## start Excerpted data

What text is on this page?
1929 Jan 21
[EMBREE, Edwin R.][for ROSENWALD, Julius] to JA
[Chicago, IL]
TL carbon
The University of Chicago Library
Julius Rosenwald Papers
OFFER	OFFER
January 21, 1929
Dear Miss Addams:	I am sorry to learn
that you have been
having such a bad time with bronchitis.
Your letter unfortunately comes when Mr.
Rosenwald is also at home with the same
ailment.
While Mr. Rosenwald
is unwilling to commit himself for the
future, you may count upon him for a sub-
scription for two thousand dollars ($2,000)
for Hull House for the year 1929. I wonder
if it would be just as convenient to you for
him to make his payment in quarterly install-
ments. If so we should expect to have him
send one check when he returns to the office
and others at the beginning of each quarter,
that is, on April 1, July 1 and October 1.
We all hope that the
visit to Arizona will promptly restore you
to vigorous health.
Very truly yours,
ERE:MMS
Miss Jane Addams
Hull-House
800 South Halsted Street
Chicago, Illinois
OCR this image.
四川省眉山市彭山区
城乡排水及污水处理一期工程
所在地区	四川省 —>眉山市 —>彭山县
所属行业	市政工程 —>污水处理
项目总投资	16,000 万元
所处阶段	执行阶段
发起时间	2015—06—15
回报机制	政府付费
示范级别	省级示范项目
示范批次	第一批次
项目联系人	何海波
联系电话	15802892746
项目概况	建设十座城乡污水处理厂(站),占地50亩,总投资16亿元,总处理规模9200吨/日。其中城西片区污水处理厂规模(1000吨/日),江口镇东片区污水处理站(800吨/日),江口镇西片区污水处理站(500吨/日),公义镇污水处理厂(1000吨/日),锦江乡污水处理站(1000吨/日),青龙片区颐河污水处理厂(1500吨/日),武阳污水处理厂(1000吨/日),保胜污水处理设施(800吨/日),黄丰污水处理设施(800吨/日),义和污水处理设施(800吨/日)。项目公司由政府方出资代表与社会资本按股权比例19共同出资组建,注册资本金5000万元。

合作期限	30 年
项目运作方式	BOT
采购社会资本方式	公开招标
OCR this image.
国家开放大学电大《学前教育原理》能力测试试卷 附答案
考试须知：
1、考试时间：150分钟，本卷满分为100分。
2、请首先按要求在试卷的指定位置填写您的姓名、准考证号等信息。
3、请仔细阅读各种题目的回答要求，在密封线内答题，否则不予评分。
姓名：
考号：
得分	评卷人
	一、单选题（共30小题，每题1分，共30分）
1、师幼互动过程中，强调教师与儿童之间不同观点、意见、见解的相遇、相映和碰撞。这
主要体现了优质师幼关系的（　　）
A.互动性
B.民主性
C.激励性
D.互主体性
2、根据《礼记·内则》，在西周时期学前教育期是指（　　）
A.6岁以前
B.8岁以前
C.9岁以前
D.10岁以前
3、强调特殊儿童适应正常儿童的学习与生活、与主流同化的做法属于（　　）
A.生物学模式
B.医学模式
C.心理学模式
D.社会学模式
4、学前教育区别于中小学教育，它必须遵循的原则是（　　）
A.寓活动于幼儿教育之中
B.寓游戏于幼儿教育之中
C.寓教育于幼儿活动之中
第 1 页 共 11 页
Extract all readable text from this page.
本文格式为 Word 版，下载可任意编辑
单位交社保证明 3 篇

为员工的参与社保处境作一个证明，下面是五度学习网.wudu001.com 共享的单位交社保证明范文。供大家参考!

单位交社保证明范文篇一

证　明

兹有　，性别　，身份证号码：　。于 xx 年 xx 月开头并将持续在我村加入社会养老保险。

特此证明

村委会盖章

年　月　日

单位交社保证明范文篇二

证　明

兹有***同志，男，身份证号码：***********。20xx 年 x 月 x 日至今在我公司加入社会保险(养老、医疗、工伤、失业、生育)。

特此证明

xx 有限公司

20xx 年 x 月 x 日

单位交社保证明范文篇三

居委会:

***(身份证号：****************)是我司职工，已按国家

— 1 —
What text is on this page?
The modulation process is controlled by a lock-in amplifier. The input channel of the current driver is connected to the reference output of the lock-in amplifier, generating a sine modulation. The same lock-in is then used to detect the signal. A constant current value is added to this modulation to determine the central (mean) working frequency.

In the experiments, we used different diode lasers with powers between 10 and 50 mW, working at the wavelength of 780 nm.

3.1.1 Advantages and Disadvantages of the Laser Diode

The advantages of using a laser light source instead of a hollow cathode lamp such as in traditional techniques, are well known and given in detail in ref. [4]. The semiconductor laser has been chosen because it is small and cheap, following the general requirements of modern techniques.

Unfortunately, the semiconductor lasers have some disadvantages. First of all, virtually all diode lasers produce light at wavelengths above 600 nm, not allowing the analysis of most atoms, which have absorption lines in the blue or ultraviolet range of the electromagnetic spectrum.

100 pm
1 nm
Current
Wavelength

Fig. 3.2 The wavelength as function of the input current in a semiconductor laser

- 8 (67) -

## end Excerpted data

(Aim of the task)
Reproduce every entry shown above, precisely as it stands.

(Reply to the exercise)
What text is on this page?
1929 Jan 21
[EMBREE, Edwin R.][for ROSENWALD, Julius] to JA
[Chicago, IL]
TL carbon
The University of Chicago Library
Julius Rosenwald Papers
OFFER	OFFER
January 21, 1929
Dear Miss Addams:	I am sorry to learn
that you have been
having such a bad time with bronchitis.
Your letter unfortunately comes when Mr.
Rosenwald is also at home with the same
ailment.
While Mr. Rosenwald
is unwilling to commit himself for the
future, you may count upon him for a sub-
scription for two thousand dollars ($2,000)
for Hull House for the year 1929. I wonder
if it would be just as convenient to you for
him to make his payment in quarterly install-
ments. If so we should expect to have him
send one check when he returns to the office
and others at the beginning of each quarter,
that is, on April 1, July 1 and October 1.
We all hope that the
visit to Arizona will promptly restore you
to vigorous health.
Very truly yours,
ERE:MMS
Miss Jane Addams
Hull-House
800 South Halsted Street
Chicago, Illinois
OCR this image.
四川省眉山市彭山区
城乡排水及污水处理一期工程
所在地区	四川省 —>眉山市 —>彭山县
所属行业	市政工程 —>污水处理
项目总投资	16,000 万元
所处阶段	执行阶段
发起时间	2015—06—15
回报机制	政府付费
示范级别	省级示范项目
示范批次	第一批次
项目联系人	何海波
联系电话	15802892746
项目概况	建设十座城乡污水处理厂(站),占地50亩,总投资16亿元,总处理规模9200吨/日。其中城西片区污水处理厂规模(1000吨/日),江口镇东片区污水处理站(800吨/日),江口镇西片区污水处理站(500吨/日),公义镇污水处理厂(1000吨/日),锦江乡污水处理站(1000吨/日),青龙片区颐河污水处理厂(1500吨/日),武阳污水处理厂(1000吨/日),保胜污水处理设施(800吨/日),黄丰污水处理设施(800吨/日),义和污水处理设施(800吨/日)。项目公司由政府方出资代表与社会资本按股权比例19共同出资组建,注册资本金5000万元。

合作期限	30 年
项目运作方式	BOT
采购社会资本方式	公开招标
OCR this image.
国家开放大学电大《学前教育原理》能力测试试卷 附答案
考试须知：
1、考试时间：150分钟，本卷满分为100分。
2、请首先按要求在试卷的指定位置填写您的姓名、准考证号等信息。
3、请仔细阅读各种题目的回答要求，在密封线内答题，否则不予评分。
姓名：
考号：
得分	评卷人
	一、单选题（共30小题，每题1分，共30分）
1、师幼互动过程中，强调教师与儿童之间不同观点、意见、见解的相遇、相映和碰撞。这
主要体现了优质师幼关系的（　　）
A.互动性
B.民主性
C.激励性
D.互主体性
2、根据《礼记·内则》，在西周时期学前教育期是指（　　）
A.6岁以前
B.8岁以前
C.9岁以前
D.10岁以前
3、强调特殊儿童适应正常儿童的学习与生活、与主流同化的做法属于（　　）
A.生物学模式
B.医学模式
C.心理学模式
D.社会学模式
4、学前教育区别于中小学教育，它必须遵循的原则是（　　）
A.寓活动于幼儿教育之中
B.寓游戏于幼儿教育之中
C.寓教育于幼儿活动之中
第 1 页 共 11 页
Extract all readable text from this page.
本文格式为 Word 版，下载可任意编辑
单位交社保证明 3 篇

为员工的参与社保处境作一个证明，下面是五度学习网.wudu001.com 共享的单位交社保证明范文。供大家参考!

单位交社保证明范文篇一

证　明

兹有　，性别　，身份证号码：　。于 xx 年 xx 月开头并将持续在我村加入社会养老保险。

特此证明

村委会盖章

年　月　日

单位交社保证明范文篇二

证　明

兹有***同志，男，身份证号码：***********。20xx 年 x 月 x 日至今在我公司加入社会保险(养老、医疗、工伤、失业、生育)。

特此证明

xx 有限公司

20xx 年 x 月 x 日

单位交社保证明范文篇三

居委会:

***(身份证号：****************)是我司职工，已按国家

— 1 —
What text is on this page?
The modulation process is controlled by a lock-in amplifier. The input channel of the current driver is connected to the reference output of the lock-in amplifier, generating a sine modulation. The same lock-in is then used to detect the signal. A constant current value is added to this modulation to determine the central (mean) working frequency.

In the experiments, we used different diode lasers with powers between 10 and 50 mW, working at the wavelength of 780 nm.

3.1.1 Advantages and Disadvantages of the Laser Diode

The advantages of using a laser light source instead of a hollow cathode lamp such as in traditional techniques, are well known and given in detail in ref. [4]. The semiconductor laser has been chosen because it is small and cheap, following the general requirements of modern techniques.

Unfortunately, the semiconductor lasers have some disadvantages. First of all, virtually all diode lasers produce light at wavelengths above 600 nm, not allowing the analysis of most atoms, which have absorption lines in the blue or ultraviolet range of the electromagnetic spectrum.

100 pm
1 nm
Current
Wavelength

Fig. 3.2 The wavelength as function of the input current in a semiconductor laser

- 8 (67) -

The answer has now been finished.